[Data records]
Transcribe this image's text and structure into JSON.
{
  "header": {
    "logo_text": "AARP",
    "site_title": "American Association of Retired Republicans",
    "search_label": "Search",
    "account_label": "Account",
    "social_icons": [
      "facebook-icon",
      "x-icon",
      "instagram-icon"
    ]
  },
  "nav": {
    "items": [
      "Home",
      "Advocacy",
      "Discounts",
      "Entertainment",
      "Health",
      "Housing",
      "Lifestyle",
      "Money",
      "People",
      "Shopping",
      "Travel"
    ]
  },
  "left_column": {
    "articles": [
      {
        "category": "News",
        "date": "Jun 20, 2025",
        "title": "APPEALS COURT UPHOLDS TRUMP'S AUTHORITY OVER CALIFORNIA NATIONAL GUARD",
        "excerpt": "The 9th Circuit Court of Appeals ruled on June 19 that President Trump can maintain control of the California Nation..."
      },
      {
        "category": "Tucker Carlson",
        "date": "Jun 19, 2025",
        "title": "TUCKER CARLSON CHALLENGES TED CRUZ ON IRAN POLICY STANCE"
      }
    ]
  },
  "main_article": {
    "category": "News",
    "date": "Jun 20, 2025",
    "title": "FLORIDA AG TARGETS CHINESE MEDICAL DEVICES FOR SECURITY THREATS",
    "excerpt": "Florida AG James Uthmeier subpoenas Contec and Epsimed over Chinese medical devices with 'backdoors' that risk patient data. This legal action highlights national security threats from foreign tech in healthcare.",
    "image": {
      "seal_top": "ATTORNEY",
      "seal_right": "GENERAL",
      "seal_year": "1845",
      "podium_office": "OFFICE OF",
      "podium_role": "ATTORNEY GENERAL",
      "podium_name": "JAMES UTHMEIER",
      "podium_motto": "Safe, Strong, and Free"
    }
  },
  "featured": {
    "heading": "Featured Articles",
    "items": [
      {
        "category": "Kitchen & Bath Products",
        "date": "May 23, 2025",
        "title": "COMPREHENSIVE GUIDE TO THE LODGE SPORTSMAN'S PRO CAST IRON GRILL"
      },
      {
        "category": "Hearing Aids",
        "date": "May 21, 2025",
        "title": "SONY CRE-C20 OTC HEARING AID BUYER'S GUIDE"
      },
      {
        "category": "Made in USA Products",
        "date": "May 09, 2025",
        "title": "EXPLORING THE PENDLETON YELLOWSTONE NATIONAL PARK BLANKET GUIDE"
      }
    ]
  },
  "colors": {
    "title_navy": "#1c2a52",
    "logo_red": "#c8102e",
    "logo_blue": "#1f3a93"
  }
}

WHAT YOU NEED TO DO:
In the data above, count the lines where the word "ATTORNEY" appears; reply with the number only.

RESULT OF THE EXERCISE:
2